* [Short problem]: Give the data a second time, exactly and in full.

Lines of data
★ ★ ★ ★

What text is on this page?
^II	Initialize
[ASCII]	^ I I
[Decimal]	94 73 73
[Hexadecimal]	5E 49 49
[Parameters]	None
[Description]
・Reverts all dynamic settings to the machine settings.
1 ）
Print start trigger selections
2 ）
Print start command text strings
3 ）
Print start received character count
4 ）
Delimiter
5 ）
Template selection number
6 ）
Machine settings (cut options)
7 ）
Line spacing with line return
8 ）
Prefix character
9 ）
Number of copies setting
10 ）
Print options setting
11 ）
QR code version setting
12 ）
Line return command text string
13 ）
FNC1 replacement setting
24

★ ★ ★ ★

* [The solution]:
What text is on this page?
^II	Initialize
[ASCII]	^ I I
[Decimal]	94 73 73
[Hexadecimal]	5E 49 49
[Parameters]	None
[Description]
・Reverts all dynamic settings to the machine settings.
1 ）
Print start trigger selections
2 ）
Print start command text strings
3 ）
Print start received character count
4 ）
Delimiter
5 ）
Template selection number
6 ）
Machine settings (cut options)
7 ）
Line spacing with line return
8 ）
Prefix character
9 ）
Number of copies setting
10 ）
Print options setting
11 ）
QR code version setting
12 ）
Line return command text string
13 ）
FNC1 replacement setting
24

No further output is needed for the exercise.